-------- Provided records

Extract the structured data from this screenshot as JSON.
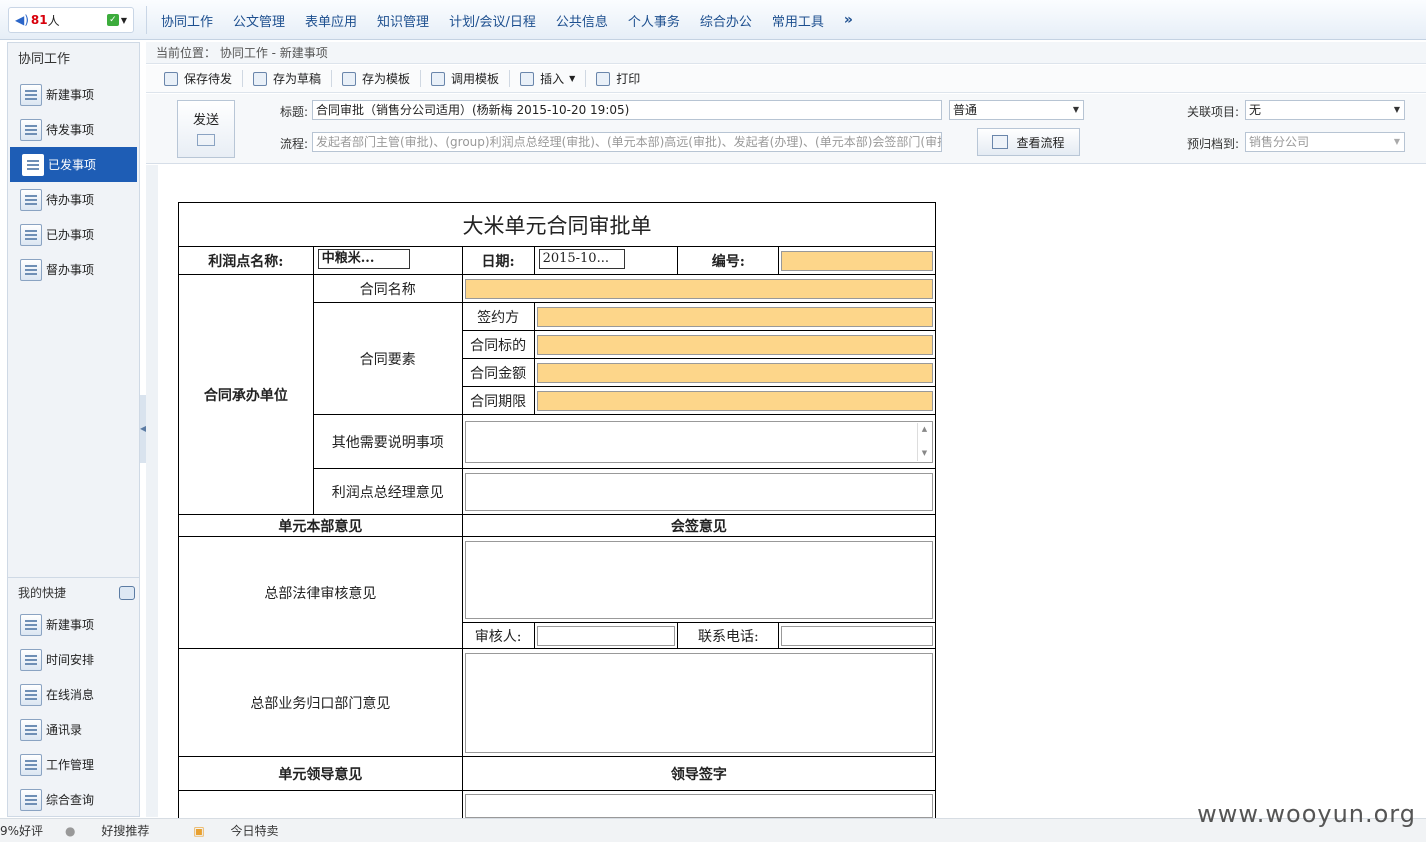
{
  "topbar": {
    "online_count": "81",
    "online_suffix": "人",
    "nav": [
      "协同工作",
      "公文管理",
      "表单应用",
      "知识管理",
      "计划/会议/日程",
      "公共信息",
      "个人事务",
      "综合办公",
      "常用工具"
    ],
    "more": "»"
  },
  "sidebar": {
    "title": "协同工作",
    "items": [
      {
        "label": "新建事项",
        "icon": "new-item-icon"
      },
      {
        "label": "待发事项",
        "icon": "pending-send-icon"
      },
      {
        "label": "已发事项",
        "icon": "sent-icon"
      },
      {
        "label": "待办事项",
        "icon": "todo-icon"
      },
      {
        "label": "已办事项",
        "icon": "done-icon"
      },
      {
        "label": "督办事项",
        "icon": "supervise-icon"
      }
    ],
    "quick_title": "我的快捷",
    "quick_items": [
      {
        "label": "新建事项",
        "icon": "new-item-icon"
      },
      {
        "label": "时间安排",
        "icon": "calendar-icon"
      },
      {
        "label": "在线消息",
        "icon": "message-icon"
      },
      {
        "label": "通讯录",
        "icon": "contacts-icon"
      },
      {
        "label": "工作管理",
        "icon": "work-manage-icon"
      },
      {
        "label": "综合查询",
        "icon": "query-icon"
      }
    ]
  },
  "breadcrumb": "当前位置：  协同工作  - 新建事项",
  "toolbar": [
    "保存待发",
    "存为草稿",
    "存为模板",
    "调用模板",
    "插入",
    "打印"
  ],
  "formhead": {
    "send": "发送",
    "title_label": "标题:",
    "title_value": "合同审批（销售分公司适用）(杨新梅  2015-10-20 19:05)",
    "priority": "普通",
    "related_label": "关联项目:",
    "related_value": "无",
    "flow_label": "流程:",
    "flow_value": "发起者部门主管(审批)、(group)利润点总经理(审批)、(单元本部)高远(审批)、发起者(办理)、(单元本部)会签部门(审批)",
    "view_flow": "查看流程",
    "archive_label": "预归档到:",
    "archive_value": "销售分公司"
  },
  "form": {
    "title": "大米单元合同审批单",
    "profit_label": "利润点名称:",
    "profit_value": "中粮米...",
    "date_label": "日期:",
    "date_value": "2015-10...",
    "no_label": "编号:",
    "unit_label": "合同承办单位",
    "contract_name": "合同名称",
    "elements": "合同要素",
    "party": "签约方",
    "subject": "合同标的",
    "amount": "合同金额",
    "term": "合同期限",
    "other": "其他需要说明事项",
    "gm_opinion": "利润点总经理意见",
    "unit_hq_opinion": "单元本部意见",
    "countersign": "会签意见",
    "legal": "总部法律审核意见",
    "reviewer": "审核人:",
    "phone": "联系电话:",
    "business": "总部业务归口部门意见",
    "leader_opinion": "单元领导意见",
    "leader_sign": "领导签字"
  },
  "statusbar": [
    "9%好评",
    "好搜推荐",
    "今日特卖"
  ],
  "watermark": "www.wooyun.org"
}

----------------

Written request:
Check each line above for the string "协同工作" and show the ones that have it.

Answer:
      "协同工作",
    "title": "协同工作",
  "breadcrumb": "当前位置：  协同工作  - 新建事项",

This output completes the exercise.